-------- Supplied information
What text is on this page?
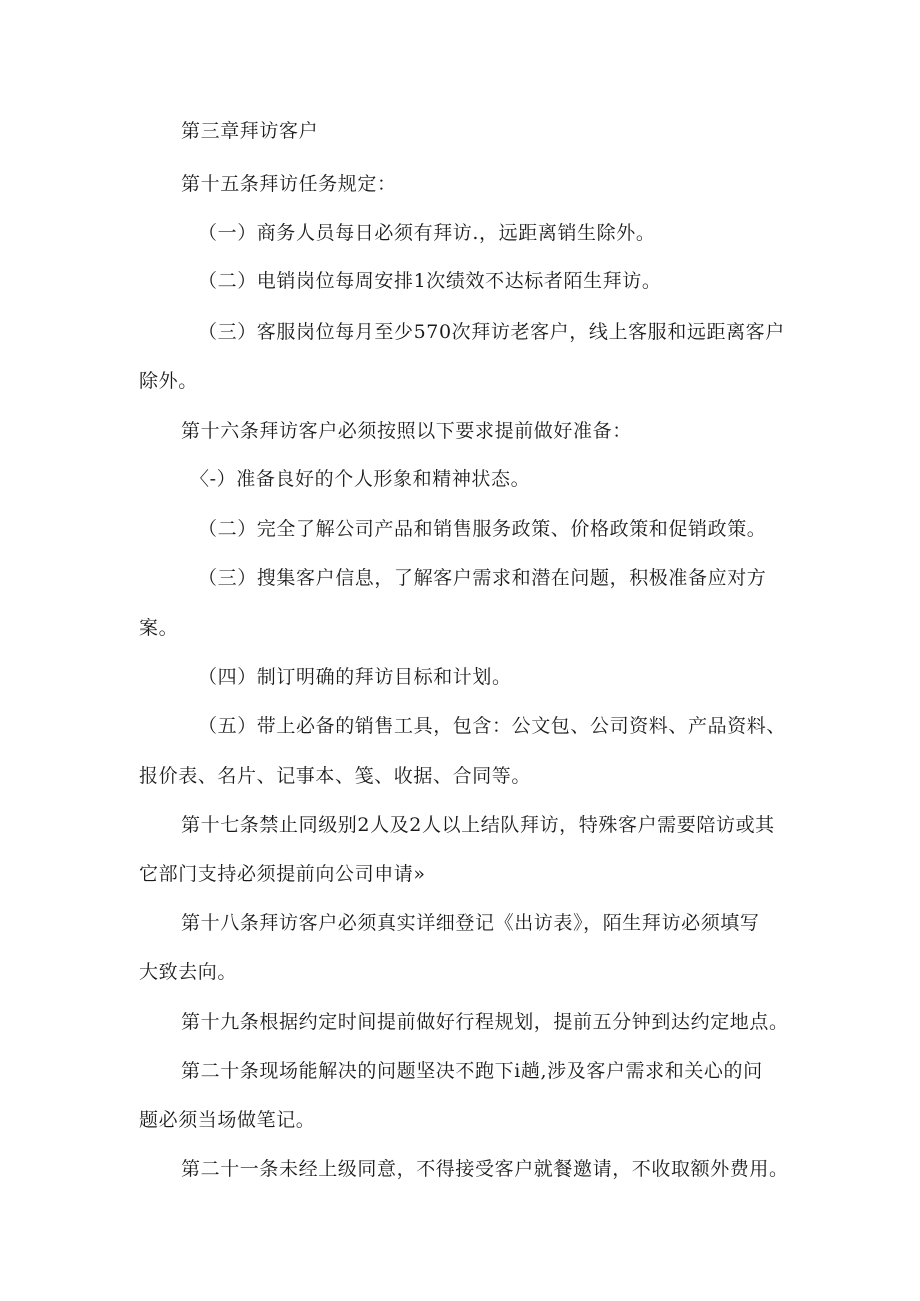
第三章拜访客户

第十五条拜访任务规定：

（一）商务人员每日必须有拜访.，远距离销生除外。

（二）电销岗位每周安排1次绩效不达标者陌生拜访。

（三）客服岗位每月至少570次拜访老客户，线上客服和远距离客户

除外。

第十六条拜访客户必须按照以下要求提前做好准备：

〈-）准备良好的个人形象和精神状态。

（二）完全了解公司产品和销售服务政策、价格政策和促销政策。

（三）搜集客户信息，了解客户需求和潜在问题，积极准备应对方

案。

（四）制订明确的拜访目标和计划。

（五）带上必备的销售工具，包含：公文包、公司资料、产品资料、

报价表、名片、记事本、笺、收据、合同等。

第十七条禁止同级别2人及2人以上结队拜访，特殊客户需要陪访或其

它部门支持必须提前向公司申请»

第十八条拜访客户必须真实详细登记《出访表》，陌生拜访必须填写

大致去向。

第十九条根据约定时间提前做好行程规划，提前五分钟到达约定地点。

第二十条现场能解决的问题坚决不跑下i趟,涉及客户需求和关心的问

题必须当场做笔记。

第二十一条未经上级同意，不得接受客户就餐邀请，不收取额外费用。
----------------
■ Task statement: Each entry should be repeated exactly as it appears; the pictures stay out.

■ The response:
What text is on this page?
第三章拜访客户

第十五条拜访任务规定：

（一）商务人员每日必须有拜访.，远距离销生除外。

（二）电销岗位每周安排1次绩效不达标者陌生拜访。

（三）客服岗位每月至少570次拜访老客户，线上客服和远距离客户

除外。

第十六条拜访客户必须按照以下要求提前做好准备：

〈-）准备良好的个人形象和精神状态。

（二）完全了解公司产品和销售服务政策、价格政策和促销政策。

（三）搜集客户信息，了解客户需求和潜在问题，积极准备应对方

案。

（四）制订明确的拜访目标和计划。

（五）带上必备的销售工具，包含：公文包、公司资料、产品资料、

报价表、名片、记事本、笺、收据、合同等。

第十七条禁止同级别2人及2人以上结队拜访，特殊客户需要陪访或其

它部门支持必须提前向公司申请»

第十八条拜访客户必须真实详细登记《出访表》，陌生拜访必须填写

大致去向。

第十九条根据约定时间提前做好行程规划，提前五分钟到达约定地点。

第二十条现场能解决的问题坚决不跑下i趟,涉及客户需求和关心的问

题必须当场做笔记。

第二十一条未经上级同意，不得接受客户就餐邀请，不收取额外费用。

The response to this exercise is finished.